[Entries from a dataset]
☆ ☆ ☆ ☆ ☆

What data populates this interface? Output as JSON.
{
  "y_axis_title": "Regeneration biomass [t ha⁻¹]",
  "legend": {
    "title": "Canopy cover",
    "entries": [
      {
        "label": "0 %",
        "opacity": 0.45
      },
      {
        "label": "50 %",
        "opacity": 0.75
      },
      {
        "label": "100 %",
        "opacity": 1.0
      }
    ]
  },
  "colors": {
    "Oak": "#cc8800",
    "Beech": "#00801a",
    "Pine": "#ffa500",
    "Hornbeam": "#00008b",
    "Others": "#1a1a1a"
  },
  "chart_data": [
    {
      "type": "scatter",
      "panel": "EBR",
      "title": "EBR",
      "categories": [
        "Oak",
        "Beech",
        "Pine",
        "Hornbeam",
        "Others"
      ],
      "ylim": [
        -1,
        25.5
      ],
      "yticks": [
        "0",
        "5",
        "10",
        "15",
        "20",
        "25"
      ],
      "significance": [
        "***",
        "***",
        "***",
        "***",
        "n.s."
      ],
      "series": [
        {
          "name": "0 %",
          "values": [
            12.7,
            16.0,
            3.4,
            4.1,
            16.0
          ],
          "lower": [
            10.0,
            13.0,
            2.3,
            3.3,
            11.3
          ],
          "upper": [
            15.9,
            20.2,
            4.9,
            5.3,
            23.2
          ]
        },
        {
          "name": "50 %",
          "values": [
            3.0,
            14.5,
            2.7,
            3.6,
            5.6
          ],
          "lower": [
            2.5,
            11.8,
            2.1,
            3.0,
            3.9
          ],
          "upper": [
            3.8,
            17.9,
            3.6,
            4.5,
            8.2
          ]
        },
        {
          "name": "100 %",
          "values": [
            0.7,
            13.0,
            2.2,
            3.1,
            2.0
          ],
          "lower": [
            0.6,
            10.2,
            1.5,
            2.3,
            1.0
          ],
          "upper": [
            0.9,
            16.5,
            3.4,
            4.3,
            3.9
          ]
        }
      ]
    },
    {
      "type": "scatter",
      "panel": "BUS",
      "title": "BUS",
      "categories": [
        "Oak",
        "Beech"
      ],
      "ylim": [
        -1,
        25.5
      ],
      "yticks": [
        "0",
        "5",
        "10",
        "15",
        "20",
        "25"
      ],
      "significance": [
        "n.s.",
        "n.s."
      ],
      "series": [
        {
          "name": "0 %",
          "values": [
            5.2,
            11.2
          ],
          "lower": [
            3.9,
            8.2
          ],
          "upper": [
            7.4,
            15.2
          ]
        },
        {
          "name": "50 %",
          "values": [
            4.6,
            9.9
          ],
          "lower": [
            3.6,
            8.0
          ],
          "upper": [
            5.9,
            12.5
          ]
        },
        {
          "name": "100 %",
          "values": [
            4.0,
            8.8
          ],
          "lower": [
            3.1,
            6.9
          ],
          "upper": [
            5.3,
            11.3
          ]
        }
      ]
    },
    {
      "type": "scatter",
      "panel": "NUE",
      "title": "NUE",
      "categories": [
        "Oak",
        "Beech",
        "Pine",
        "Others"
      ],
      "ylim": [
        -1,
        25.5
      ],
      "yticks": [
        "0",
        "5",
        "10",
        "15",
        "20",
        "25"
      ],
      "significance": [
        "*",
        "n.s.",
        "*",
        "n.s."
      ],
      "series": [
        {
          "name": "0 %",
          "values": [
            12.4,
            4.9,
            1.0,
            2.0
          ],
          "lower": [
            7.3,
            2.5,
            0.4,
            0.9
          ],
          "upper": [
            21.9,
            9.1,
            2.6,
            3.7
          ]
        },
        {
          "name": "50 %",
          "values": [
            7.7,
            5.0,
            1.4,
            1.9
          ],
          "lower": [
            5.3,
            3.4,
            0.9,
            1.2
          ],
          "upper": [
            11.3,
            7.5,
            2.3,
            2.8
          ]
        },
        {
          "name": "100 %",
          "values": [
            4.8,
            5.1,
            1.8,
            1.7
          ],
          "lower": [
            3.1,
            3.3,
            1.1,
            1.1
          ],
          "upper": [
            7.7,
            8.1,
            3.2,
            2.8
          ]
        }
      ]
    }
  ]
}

☆ ☆ ☆ ☆ ☆

» What is asked: Reproduce every record, matching each line exactly.

» Task answer:
What data populates this interface? Output as JSON.
{
  "y_axis_title": "Regeneration biomass [t ha⁻¹]",
  "legend": {
    "title": "Canopy cover",
    "entries": [
      {
        "label": "0 %",
        "opacity": 0.45
      },
      {
        "label": "50 %",
        "opacity": 0.75
      },
      {
        "label": "100 %",
        "opacity": 1.0
      }
    ]
  },
  "colors": {
    "Oak": "#cc8800",
    "Beech": "#00801a",
    "Pine": "#ffa500",
    "Hornbeam": "#00008b",
    "Others": "#1a1a1a"
  },
  "chart_data": [
    {
      "type": "scatter",
      "panel": "EBR",
      "title": "EBR",
      "categories": [
        "Oak",
        "Beech",
        "Pine",
        "Hornbeam",
        "Others"
      ],
      "ylim": [
        -1,
        25.5
      ],
      "yticks": [
        "0",
        "5",
        "10",
        "15",
        "20",
        "25"
      ],
      "significance": [
        "***",
        "***",
        "***",
        "***",
        "n.s."
      ],
      "series": [
        {
          "name": "0 %",
          "values": [
            12.7,
            16.0,
            3.4,
            4.1,
            16.0
          ],
          "lower": [
            10.0,
            13.0,
            2.3,
            3.3,
            11.3
          ],
          "upper": [
            15.9,
            20.2,
            4.9,
            5.3,
            23.2
          ]
        },
        {
          "name": "50 %",
          "values": [
            3.0,
            14.5,
            2.7,
            3.6,
            5.6
          ],
          "lower": [
            2.5,
            11.8,
            2.1,
            3.0,
            3.9
          ],
          "upper": [
            3.8,
            17.9,
            3.6,
            4.5,
            8.2
          ]
        },
        {
          "name": "100 %",
          "values": [
            0.7,
            13.0,
            2.2,
            3.1,
            2.0
          ],
          "lower": [
            0.6,
            10.2,
            1.5,
            2.3,
            1.0
          ],
          "upper": [
            0.9,
            16.5,
            3.4,
            4.3,
            3.9
          ]
        }
      ]
    },
    {
      "type": "scatter",
      "panel": "BUS",
      "title": "BUS",
      "categories": [
        "Oak",
        "Beech"
      ],
      "ylim": [
        -1,
        25.5
      ],
      "yticks": [
        "0",
        "5",
        "10",
        "15",
        "20",
        "25"
      ],
      "significance": [
        "n.s.",
        "n.s."
      ],
      "series": [
        {
          "name": "0 %",
          "values": [
            5.2,
            11.2
          ],
          "lower": [
            3.9,
            8.2
          ],
          "upper": [
            7.4,
            15.2
          ]
        },
        {
          "name": "50 %",
          "values": [
            4.6,
            9.9
          ],
          "lower": [
            3.6,
            8.0
          ],
          "upper": [
            5.9,
            12.5
          ]
        },
        {
          "name": "100 %",
          "values": [
            4.0,
            8.8
          ],
          "lower": [
            3.1,
            6.9
          ],
          "upper": [
            5.3,
            11.3
          ]
        }
      ]
    },
    {
      "type": "scatter",
      "panel": "NUE",
      "title": "NUE",
      "categories": [
        "Oak",
        "Beech",
        "Pine",
        "Others"
      ],
      "ylim": [
        -1,
        25.5
      ],
      "yticks": [
        "0",
        "5",
        "10",
        "15",
        "20",
        "25"
      ],
      "significance": [
        "*",
        "n.s.",
        "*",
        "n.s."
      ],
      "series": [
        {
          "name": "0 %",
          "values": [
            12.4,
            4.9,
            1.0,
            2.0
          ],
          "lower": [
            7.3,
            2.5,
            0.4,
            0.9
          ],
          "upper": [
            21.9,
            9.1,
            2.6,
            3.7
          ]
        },
        {
          "name": "50 %",
          "values": [
            7.7,
            5.0,
            1.4,
            1.9
          ],
          "lower": [
            5.3,
            3.4,
            0.9,
            1.2
          ],
          "upper": [
            11.3,
            7.5,
            2.3,
            2.8
          ]
        },
        {
          "name": "100 %",
          "values": [
            4.8,
            5.1,
            1.8,
            1.7
          ],
          "lower": [
            3.1,
            3.3,
            1.1,
            1.1
          ],
          "upper": [
            7.7,
            8.1,
            3.2,
            2.8
          ]
        }
      ]
    }
  ]
}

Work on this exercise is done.